Your objective
Check each line of the listing, and copy it if it contains the word "subtitle".

Materials provided
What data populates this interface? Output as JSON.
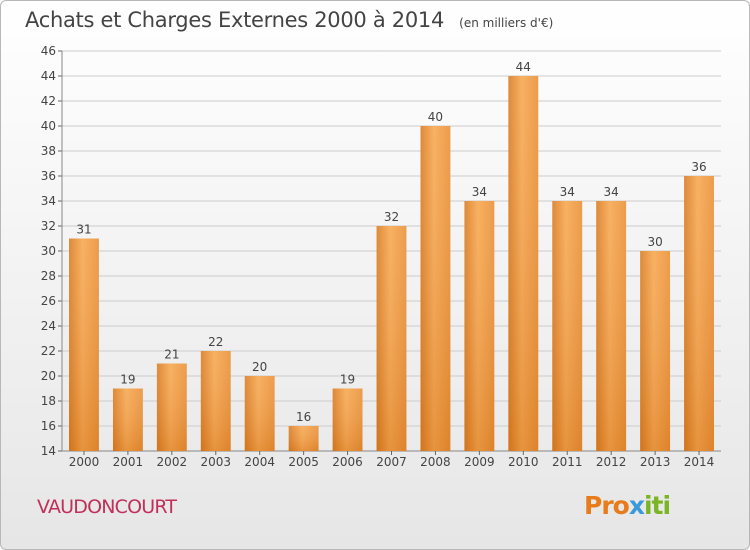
{
  "title": "Achats et Charges Externes 2000 à 2014",
  "subtitle": "(en milliers d'€)",
  "commune": "VAUDONCOURT",
  "logo": {
    "part1": "Pro",
    "part2": "x",
    "part3": "iti"
  },
  "colors": {
    "bar_light": "#f7a64d",
    "bar_dark": "#d97a1e",
    "grid": "#cccccc",
    "text": "#444444",
    "commune": "#c0305a"
  },
  "chart_data": {
    "type": "bar",
    "title": "Achats et Charges Externes 2000 à 2014",
    "subtitle": "(en milliers d'€)",
    "xlabel": "",
    "ylabel": "",
    "categories": [
      "2000",
      "2001",
      "2002",
      "2003",
      "2004",
      "2005",
      "2006",
      "2007",
      "2008",
      "2009",
      "2010",
      "2011",
      "2012",
      "2013",
      "2014"
    ],
    "values": [
      31,
      19,
      21,
      22,
      20,
      16,
      19,
      32,
      40,
      34,
      44,
      34,
      34,
      30,
      36
    ],
    "ylim": [
      14,
      46
    ],
    "yticks": [
      14,
      16,
      18,
      20,
      22,
      24,
      26,
      28,
      30,
      32,
      34,
      36,
      38,
      40,
      42,
      44,
      46
    ],
    "grid": true,
    "data_labels": true
  }
}
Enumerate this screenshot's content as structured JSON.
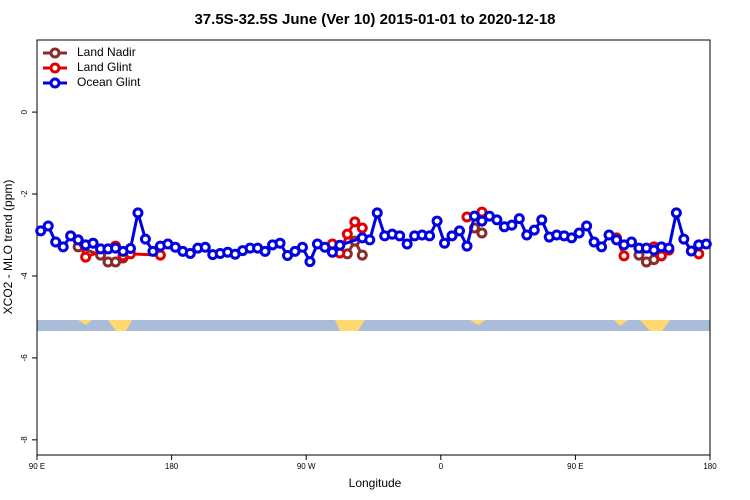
{
  "chart_data": {
    "type": "line",
    "title": "37.5S-32.5S June (Ver 10)   2015-01-01 to 2020-12-18",
    "xlabel": "Longitude",
    "ylabel": "XCO2 - MLO trend (ppm)",
    "xlim": [
      90,
      540
    ],
    "xticks": [
      {
        "value": 90,
        "label": "90 E"
      },
      180,
      {
        "value": 270,
        "label": "90 W"
      },
      {
        "value": 360,
        "label": "0"
      },
      {
        "value": 450,
        "label": "90 E"
      },
      {
        "value": 540,
        "label": "180"
      }
    ],
    "ylim": [
      -8.37,
      1.76
    ],
    "yticks": [
      0,
      -2,
      -4,
      -6,
      -8
    ],
    "legend": "top-left",
    "series": [
      {
        "name": "Land Nadir",
        "color": "#8b2a2a",
        "x": [
          117.5,
          132.5,
          137.5,
          142.5,
          147.5,
          220,
          297.5,
          302.5,
          307.5,
          350,
          382.5,
          387.5,
          450,
          492.5,
          497.5,
          502.5,
          507.5
        ],
        "values": [
          -3.29,
          -3.49,
          -3.66,
          -3.66,
          -3.56,
          null,
          -3.46,
          -3.15,
          -3.49,
          null,
          -2.83,
          -2.95,
          null,
          -3.49,
          -3.66,
          -3.6,
          -3.34
        ]
      },
      {
        "name": "Land Glint",
        "color": "#e00000",
        "x": [
          117.5,
          122.5,
          142.5,
          147.5,
          152.5,
          172.5,
          230,
          287.5,
          292.5,
          297.5,
          302.5,
          307.5,
          350,
          377.5,
          387.5,
          440,
          477.5,
          482.5,
          495,
          502.5,
          507.5,
          512.5,
          520,
          532.5
        ],
        "values": [
          -3.12,
          -3.54,
          -3.27,
          -3.51,
          -3.46,
          -3.49,
          null,
          -3.22,
          -3.44,
          -2.98,
          -2.68,
          -2.83,
          null,
          -2.56,
          -2.44,
          null,
          -3.07,
          -3.51,
          null,
          -3.29,
          -3.51,
          -3.37,
          null,
          -3.46
        ]
      },
      {
        "name": "Ocean Glint",
        "color": "#0000e0",
        "x": [
          92.5,
          97.5,
          102.5,
          107.5,
          112.5,
          117.5,
          122.5,
          127.5,
          132.5,
          137.5,
          142.5,
          147.5,
          152.5,
          157.5,
          162.5,
          167.5,
          172.5,
          177.5,
          182.5,
          187.5,
          192.5,
          197.5,
          202.5,
          207.5,
          212.5,
          217.5,
          222.5,
          227.5,
          232.5,
          237.5,
          242.5,
          247.5,
          252.5,
          257.5,
          262.5,
          267.5,
          272.5,
          277.5,
          282.5,
          287.5,
          292.5,
          307.5,
          312.5,
          317.5,
          322.5,
          327.5,
          332.5,
          337.5,
          342.5,
          347.5,
          352.5,
          357.5,
          362.5,
          367.5,
          372.5,
          377.5,
          382.5,
          387.5,
          392.5,
          397.5,
          402.5,
          407.5,
          412.5,
          417.5,
          422.5,
          427.5,
          432.5,
          437.5,
          442.5,
          447.5,
          452.5,
          457.5,
          462.5,
          467.5,
          472.5,
          477.5,
          482.5,
          487.5,
          492.5,
          497.5,
          502.5,
          507.5,
          512.5,
          517.5,
          522.5,
          527.5,
          532.5,
          537.5
        ],
        "values": [
          -2.9,
          -2.78,
          -3.17,
          -3.29,
          -3.02,
          -3.12,
          -3.24,
          -3.2,
          -3.34,
          -3.34,
          -3.32,
          -3.4,
          -3.33,
          -2.46,
          -3.1,
          -3.4,
          -3.27,
          -3.22,
          -3.3,
          -3.4,
          -3.45,
          -3.32,
          -3.3,
          -3.48,
          -3.45,
          -3.42,
          -3.47,
          -3.38,
          -3.32,
          -3.32,
          -3.4,
          -3.24,
          -3.2,
          -3.5,
          -3.4,
          -3.3,
          -3.65,
          -3.22,
          -3.3,
          -3.42,
          -3.25,
          -3.07,
          -3.12,
          -2.46,
          -3.02,
          -2.98,
          -3.02,
          -3.22,
          -3.02,
          -3.0,
          -3.02,
          -2.66,
          -3.2,
          -3.02,
          -2.9,
          -3.27,
          -2.54,
          -2.66,
          -2.54,
          -2.63,
          -2.8,
          -2.76,
          -2.6,
          -3.0,
          -2.88,
          -2.63,
          -3.05,
          -3.0,
          -3.02,
          -3.07,
          -2.95,
          -2.78,
          -3.17,
          -3.29,
          -3.0,
          -3.12,
          -3.24,
          -3.17,
          -3.32,
          -3.32,
          -3.37,
          -3.29,
          -3.32,
          -2.46,
          -3.1,
          -3.39,
          -3.24,
          -3.22
        ]
      }
    ]
  }
}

Finished answer
  "subtitle": "(en milliers d'€)",
    "subtitle": "(en milliers d'€)",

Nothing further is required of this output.